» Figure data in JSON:
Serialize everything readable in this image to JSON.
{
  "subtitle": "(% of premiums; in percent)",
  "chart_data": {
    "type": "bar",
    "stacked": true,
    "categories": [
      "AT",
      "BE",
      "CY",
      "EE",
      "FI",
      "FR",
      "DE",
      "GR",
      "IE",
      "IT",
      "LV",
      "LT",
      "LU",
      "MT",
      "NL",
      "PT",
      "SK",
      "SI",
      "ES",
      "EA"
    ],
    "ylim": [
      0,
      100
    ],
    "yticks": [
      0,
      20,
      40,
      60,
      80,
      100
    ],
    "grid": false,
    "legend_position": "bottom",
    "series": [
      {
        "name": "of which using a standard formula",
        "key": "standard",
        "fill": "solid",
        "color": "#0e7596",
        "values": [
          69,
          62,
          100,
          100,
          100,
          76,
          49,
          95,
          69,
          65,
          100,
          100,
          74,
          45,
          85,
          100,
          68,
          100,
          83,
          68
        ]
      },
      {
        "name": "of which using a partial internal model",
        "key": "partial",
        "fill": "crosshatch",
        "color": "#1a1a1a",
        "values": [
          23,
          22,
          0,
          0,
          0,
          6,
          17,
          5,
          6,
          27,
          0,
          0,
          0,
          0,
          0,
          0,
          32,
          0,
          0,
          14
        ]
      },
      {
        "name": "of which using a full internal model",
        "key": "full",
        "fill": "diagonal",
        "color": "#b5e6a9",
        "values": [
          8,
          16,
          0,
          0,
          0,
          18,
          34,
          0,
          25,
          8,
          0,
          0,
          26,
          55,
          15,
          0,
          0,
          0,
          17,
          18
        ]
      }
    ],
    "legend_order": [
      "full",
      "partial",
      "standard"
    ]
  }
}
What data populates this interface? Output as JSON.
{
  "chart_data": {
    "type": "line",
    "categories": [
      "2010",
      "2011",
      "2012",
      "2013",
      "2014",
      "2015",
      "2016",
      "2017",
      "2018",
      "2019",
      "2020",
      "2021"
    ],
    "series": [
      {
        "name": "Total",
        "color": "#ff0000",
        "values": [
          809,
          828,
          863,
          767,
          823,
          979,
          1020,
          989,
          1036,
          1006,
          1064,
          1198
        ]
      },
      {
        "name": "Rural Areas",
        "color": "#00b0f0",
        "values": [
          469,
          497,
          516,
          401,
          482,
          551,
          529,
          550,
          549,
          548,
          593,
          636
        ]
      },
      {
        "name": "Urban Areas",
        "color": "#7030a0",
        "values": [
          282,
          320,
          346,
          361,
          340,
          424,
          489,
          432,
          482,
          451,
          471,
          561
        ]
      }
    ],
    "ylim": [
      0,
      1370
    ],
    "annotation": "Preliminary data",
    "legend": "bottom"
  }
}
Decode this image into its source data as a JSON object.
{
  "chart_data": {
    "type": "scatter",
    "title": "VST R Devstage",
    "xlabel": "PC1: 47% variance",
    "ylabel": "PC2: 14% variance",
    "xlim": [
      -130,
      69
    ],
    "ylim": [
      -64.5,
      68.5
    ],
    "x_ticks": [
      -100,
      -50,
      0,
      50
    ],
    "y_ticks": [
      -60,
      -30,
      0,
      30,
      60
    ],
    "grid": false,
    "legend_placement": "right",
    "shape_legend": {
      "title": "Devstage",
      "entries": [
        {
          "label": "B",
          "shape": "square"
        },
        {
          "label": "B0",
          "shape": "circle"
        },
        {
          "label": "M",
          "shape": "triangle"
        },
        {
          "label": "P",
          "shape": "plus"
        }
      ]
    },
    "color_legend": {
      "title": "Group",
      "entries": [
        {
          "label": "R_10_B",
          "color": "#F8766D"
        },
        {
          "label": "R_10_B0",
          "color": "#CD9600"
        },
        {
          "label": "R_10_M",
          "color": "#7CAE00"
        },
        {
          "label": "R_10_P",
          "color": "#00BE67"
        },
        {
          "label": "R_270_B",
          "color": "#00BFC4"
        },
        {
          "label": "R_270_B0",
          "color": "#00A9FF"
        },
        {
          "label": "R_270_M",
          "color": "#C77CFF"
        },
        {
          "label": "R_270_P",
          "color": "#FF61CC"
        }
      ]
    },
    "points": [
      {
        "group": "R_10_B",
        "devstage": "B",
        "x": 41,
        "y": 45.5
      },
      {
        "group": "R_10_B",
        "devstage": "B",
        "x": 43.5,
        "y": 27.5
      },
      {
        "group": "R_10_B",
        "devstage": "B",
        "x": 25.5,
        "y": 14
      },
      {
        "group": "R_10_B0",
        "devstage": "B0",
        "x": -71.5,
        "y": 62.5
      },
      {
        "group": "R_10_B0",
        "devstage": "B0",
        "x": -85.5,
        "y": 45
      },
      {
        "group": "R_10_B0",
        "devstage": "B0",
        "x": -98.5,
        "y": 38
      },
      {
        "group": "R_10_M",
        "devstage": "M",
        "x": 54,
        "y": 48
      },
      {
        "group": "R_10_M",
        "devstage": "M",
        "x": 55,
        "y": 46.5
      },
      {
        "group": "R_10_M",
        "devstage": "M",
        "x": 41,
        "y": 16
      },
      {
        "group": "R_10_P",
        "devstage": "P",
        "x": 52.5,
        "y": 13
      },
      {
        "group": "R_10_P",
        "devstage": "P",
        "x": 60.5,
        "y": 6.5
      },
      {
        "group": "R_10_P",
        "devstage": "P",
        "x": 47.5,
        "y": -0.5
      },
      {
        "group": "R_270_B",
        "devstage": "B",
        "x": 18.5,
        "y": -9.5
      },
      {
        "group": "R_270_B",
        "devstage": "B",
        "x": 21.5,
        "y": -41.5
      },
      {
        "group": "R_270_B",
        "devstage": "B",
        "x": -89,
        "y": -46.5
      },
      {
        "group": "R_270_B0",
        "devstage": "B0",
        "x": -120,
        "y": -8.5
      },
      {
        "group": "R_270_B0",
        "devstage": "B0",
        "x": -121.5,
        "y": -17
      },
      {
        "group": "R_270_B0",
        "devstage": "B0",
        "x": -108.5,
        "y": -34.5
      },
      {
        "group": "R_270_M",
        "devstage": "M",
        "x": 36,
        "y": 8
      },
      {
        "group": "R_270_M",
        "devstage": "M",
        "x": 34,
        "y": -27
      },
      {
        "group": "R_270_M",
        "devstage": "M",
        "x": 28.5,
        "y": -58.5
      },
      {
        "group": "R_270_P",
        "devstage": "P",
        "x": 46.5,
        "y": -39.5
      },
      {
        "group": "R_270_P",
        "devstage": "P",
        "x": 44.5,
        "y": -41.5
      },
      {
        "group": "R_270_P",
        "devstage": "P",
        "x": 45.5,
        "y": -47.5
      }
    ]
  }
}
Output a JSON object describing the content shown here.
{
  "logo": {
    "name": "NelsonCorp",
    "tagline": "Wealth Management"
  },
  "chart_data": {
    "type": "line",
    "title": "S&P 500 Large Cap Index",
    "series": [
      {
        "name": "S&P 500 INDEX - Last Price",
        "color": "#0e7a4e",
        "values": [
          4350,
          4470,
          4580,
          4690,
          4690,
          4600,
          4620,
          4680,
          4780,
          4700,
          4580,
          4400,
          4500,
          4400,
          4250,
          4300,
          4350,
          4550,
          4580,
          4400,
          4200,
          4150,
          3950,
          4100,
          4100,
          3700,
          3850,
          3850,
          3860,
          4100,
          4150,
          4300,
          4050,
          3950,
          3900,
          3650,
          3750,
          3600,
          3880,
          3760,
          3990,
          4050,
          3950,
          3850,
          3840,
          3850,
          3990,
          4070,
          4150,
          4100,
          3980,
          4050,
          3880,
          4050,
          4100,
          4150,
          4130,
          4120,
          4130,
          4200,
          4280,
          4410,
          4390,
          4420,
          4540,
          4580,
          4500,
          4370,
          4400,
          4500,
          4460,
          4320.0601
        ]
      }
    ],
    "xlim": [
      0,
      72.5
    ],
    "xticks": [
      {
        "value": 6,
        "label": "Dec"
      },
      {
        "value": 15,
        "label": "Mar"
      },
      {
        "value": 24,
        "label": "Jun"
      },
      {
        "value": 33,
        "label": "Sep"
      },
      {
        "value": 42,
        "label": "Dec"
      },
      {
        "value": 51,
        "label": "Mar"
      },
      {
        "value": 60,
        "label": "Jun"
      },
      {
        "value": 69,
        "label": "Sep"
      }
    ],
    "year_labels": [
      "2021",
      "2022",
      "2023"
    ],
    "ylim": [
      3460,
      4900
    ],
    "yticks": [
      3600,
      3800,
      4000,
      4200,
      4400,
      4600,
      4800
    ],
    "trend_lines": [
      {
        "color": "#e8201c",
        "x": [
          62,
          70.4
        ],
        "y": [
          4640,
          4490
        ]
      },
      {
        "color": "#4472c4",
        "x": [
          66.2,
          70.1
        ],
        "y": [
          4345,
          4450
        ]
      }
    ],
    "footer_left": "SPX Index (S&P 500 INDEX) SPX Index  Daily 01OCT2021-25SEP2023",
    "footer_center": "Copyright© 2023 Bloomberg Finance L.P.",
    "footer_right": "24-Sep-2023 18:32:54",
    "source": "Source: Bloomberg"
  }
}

» Brief:
Find every line in the records above that contains the word "object", and copy each one.

» Written response:
Decode this image into its source data as a JSON object.
Output a JSON object describing the content shown here.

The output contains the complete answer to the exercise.